» **PROMPT 1**:
Answer these questions from the passage on sports fan engagement, one per line:
(a) In the digital era, connecting with sports fans has become more complex than what?
(b) Which new features does the passage say the sports video industry needs to pave the way for?
(c) What do the post-game reports include?
» **PROMPT 2**:
Extend the passage on sports fan engagement past its final sentence.

» **PAGE EXTRACT**:

In the digital era, connecting with sports fans has become much more complex than pennants and peanuts. Fandom comes in all shapes and sizes and the types of engagement – from casual to committed, game-day or 24/7, big screen or mobile ­– create countless opportunities for teams, leagues and rights holders to personalize experiences, build loyalty – and increase monetization.

Sports is unique in its ability to engage fans on deeply emotional levels. Converting those passions to dollars in the big-business world of professional and college sports requires insights into what makes fans tick. For a sports video industry that repeatedly has pushed the envelope of game coverage technology, this means leveraging an entirely new set of systems. The industry needs to be able to examine more closely the “why” of fan behavior and pave the way for new features – individual targeting, building cohorts of fans and even wagering – that enhance the fan experience. And like a wide receiver tiptoeing down the sideline, it needs the agility to tap into those passions as fans’ viewing behavior evolves.

Maximizing television engagement in an increasingly competitive world requires teams, leagues and rights holders to know how to leverage data to instill in viewers the same powerful emotions and sense of belonging that fuel fervor and build communities of fans at live events. In the same way that pre-game tailgates and postgame beers begin and end game day, sports television should be an arc of narratives that enhance the experience: statistics, lineup changes and other predictive data building momentum toward the event; an immersive in-game environment including viewer-selected camera angles, graphical overlays, and social viewing; and post-game reports with fantasy sports data, user-generated fan videos and other features that extend the value of content.

» **MATERIAL**:
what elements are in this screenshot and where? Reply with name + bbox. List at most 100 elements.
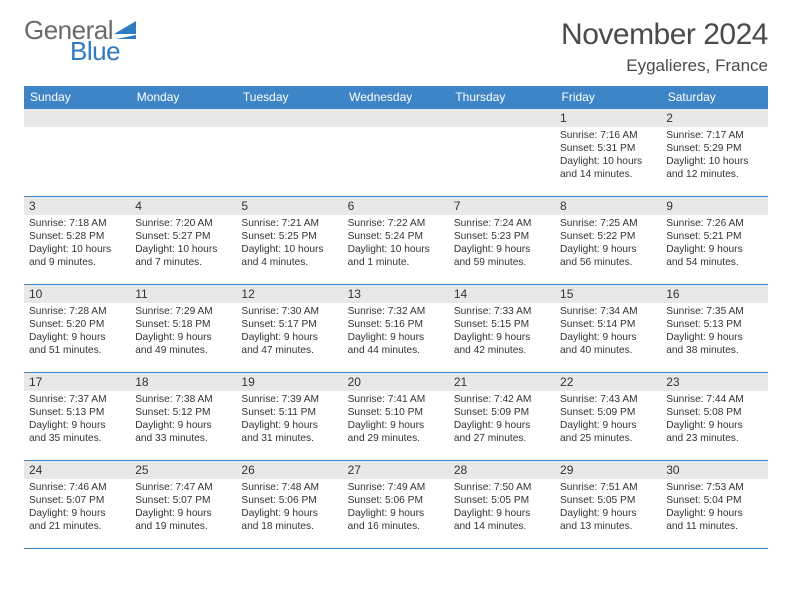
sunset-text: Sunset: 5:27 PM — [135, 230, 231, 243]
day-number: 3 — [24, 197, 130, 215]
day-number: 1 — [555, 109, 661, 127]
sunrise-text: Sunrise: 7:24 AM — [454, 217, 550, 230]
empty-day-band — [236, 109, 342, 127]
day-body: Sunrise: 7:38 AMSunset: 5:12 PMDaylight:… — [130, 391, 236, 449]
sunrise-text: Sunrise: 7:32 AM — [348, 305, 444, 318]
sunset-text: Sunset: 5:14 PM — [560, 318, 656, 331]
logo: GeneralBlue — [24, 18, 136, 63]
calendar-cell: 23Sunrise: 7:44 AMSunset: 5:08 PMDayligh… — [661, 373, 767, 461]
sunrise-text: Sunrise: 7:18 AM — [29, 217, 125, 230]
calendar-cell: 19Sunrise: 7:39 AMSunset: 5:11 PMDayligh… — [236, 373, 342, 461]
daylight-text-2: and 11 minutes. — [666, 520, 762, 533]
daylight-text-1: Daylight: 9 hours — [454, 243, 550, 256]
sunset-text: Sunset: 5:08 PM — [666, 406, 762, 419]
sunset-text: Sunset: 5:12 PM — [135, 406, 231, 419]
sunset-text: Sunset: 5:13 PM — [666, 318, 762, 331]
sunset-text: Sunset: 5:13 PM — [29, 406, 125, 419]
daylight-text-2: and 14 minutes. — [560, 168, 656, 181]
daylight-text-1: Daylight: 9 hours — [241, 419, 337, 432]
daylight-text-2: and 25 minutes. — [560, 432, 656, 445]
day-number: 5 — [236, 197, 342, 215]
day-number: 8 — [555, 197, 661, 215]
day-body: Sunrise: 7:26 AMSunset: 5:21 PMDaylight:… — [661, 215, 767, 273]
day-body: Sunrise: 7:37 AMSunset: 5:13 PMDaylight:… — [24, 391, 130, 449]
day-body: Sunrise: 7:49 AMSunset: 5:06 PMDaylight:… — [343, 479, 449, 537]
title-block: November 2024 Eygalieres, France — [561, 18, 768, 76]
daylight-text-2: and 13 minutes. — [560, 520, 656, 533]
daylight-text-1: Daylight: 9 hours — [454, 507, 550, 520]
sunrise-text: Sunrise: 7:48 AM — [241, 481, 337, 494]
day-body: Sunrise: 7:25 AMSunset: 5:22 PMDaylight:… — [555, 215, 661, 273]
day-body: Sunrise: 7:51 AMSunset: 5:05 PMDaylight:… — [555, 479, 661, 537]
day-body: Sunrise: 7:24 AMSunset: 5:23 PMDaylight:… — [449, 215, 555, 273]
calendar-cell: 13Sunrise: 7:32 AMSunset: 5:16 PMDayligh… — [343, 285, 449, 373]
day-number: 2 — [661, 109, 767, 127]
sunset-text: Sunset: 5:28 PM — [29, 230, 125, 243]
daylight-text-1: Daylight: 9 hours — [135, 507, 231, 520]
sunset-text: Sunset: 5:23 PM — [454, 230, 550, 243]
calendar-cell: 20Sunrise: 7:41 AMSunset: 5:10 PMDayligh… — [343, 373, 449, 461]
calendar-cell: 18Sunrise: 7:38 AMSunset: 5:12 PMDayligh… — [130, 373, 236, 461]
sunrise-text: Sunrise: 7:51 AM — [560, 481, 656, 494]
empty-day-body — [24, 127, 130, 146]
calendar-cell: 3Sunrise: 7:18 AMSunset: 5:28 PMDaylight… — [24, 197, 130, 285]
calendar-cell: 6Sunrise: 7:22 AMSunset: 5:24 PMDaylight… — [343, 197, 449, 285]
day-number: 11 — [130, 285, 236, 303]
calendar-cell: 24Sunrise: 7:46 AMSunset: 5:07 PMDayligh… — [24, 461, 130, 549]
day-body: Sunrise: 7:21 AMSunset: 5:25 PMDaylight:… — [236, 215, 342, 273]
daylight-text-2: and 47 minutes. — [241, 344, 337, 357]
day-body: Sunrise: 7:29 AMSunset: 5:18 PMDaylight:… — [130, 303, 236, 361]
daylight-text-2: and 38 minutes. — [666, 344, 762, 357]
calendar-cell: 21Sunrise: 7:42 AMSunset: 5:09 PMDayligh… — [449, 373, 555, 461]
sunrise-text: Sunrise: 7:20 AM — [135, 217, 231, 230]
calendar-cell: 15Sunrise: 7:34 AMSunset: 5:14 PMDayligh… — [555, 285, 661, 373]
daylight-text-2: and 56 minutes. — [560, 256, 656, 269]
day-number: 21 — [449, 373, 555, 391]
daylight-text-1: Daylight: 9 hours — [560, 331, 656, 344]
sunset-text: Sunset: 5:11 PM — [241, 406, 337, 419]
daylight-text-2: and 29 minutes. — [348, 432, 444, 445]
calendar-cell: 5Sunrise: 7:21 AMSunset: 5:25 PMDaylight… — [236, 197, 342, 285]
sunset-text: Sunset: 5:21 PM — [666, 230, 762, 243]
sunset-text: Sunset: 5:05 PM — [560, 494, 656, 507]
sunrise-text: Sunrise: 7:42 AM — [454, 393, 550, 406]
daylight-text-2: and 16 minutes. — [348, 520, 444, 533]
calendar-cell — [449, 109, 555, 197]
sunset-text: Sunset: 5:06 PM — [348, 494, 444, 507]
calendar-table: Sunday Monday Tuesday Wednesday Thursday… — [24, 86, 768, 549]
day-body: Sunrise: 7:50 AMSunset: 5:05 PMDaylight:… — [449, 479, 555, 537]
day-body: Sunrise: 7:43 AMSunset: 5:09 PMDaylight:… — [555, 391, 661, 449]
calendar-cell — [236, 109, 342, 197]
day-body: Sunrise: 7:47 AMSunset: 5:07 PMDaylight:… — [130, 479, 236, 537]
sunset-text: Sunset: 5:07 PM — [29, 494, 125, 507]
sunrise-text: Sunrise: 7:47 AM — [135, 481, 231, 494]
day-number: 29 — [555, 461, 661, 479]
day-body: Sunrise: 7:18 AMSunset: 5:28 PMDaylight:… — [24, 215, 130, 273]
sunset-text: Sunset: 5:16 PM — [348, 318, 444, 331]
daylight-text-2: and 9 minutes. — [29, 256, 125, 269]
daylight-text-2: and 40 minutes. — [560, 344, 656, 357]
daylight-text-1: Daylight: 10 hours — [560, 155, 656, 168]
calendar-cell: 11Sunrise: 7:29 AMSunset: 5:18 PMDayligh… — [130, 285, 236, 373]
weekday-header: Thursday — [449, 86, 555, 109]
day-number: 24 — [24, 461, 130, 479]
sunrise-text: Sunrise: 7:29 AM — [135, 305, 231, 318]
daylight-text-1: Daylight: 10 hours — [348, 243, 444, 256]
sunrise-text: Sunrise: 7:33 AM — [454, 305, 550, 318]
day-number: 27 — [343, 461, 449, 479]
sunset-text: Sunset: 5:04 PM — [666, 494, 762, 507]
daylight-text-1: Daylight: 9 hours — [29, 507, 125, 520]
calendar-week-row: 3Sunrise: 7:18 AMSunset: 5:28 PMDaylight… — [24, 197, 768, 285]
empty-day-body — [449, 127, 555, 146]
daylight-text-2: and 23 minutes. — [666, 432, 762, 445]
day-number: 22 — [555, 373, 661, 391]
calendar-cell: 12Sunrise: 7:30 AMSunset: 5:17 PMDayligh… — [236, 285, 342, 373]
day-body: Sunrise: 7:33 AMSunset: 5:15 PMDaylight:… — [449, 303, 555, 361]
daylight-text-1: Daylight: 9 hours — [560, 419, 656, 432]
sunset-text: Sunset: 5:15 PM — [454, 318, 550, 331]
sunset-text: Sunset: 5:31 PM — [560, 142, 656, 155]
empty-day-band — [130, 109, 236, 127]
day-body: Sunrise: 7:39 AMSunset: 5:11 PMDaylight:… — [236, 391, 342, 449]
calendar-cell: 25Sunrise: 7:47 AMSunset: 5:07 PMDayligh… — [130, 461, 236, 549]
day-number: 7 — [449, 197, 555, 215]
...
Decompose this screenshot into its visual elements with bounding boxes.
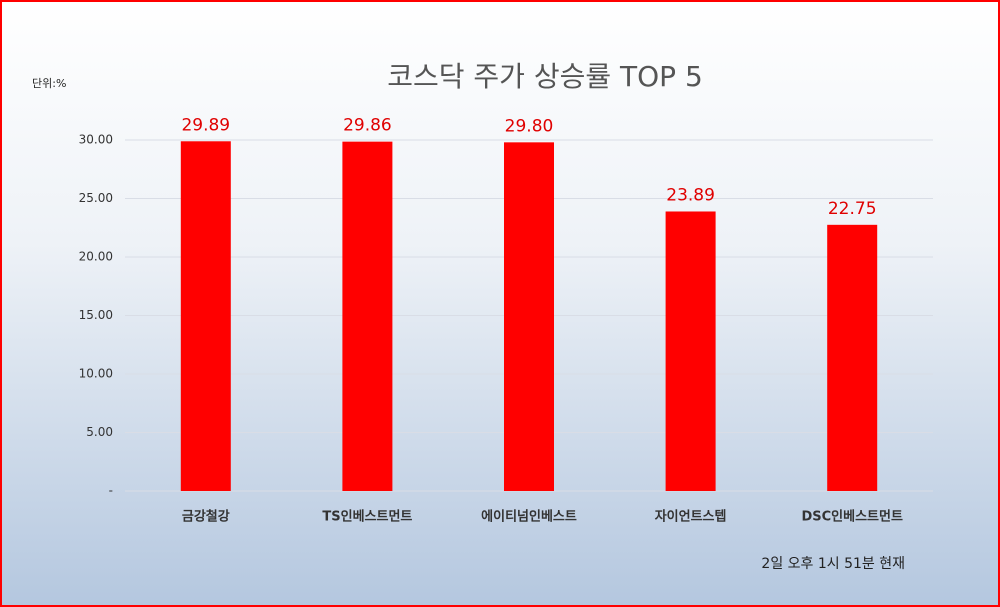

» **RESULT 1**:
(a) Pennants and peanuts.
(b) Individual targeting, building cohorts of fans, and wagering.
(c) Fantasy sports data, user-generated fan videos, and other features that extend the value of content.

» **RESULT 2**:
Whether a team has a third-and-8 on the Lions’ 33 in the waning minutes of a tight game or it’s on its way to a blowout win – or loss – in the third quarter, the same opportunities apply for rights holders. What’s the key to keeping viewers focused on the screen? How can creating connections across fans mimic communal viewing experiences? “What do you wanna bet that Lundqvist lets one in right here?”

At the same time, however, rights holders are grappling with changes in viewer demographics. While sports viewing and high-quality, big-screen environments have historically gone together like Brady and Bündchen, younger viewers are less inclined to grab a Bud, a bag of Doritos and a BarcaLounger. Studies show that social viewing is changing fan experiences; according to a report from Imagen, Millennials and Gen Z fans are approximately four times as likely as Baby Boomers to watch three or more hours of non-game video content per week. How that shift will impact the platforms used and the buying and selling of sports rights has yet to play out.

Through our work with sports telecasters, we know what’s important to fans. We’ve gained deep insights into the parallels between content metadata and video analysis, psychographics and emotional payloads, habit formation and engagement, or habitual fandom and retention motivate fans to action. We know that knowledge of consumption patterns, content attributes and user psychographics can help sports rights holders build profiles of viewers that are the foundations for richer fan engagement. And we’ve created a robust platform that can accommodate the crunch of peak usage with ultra-low latency.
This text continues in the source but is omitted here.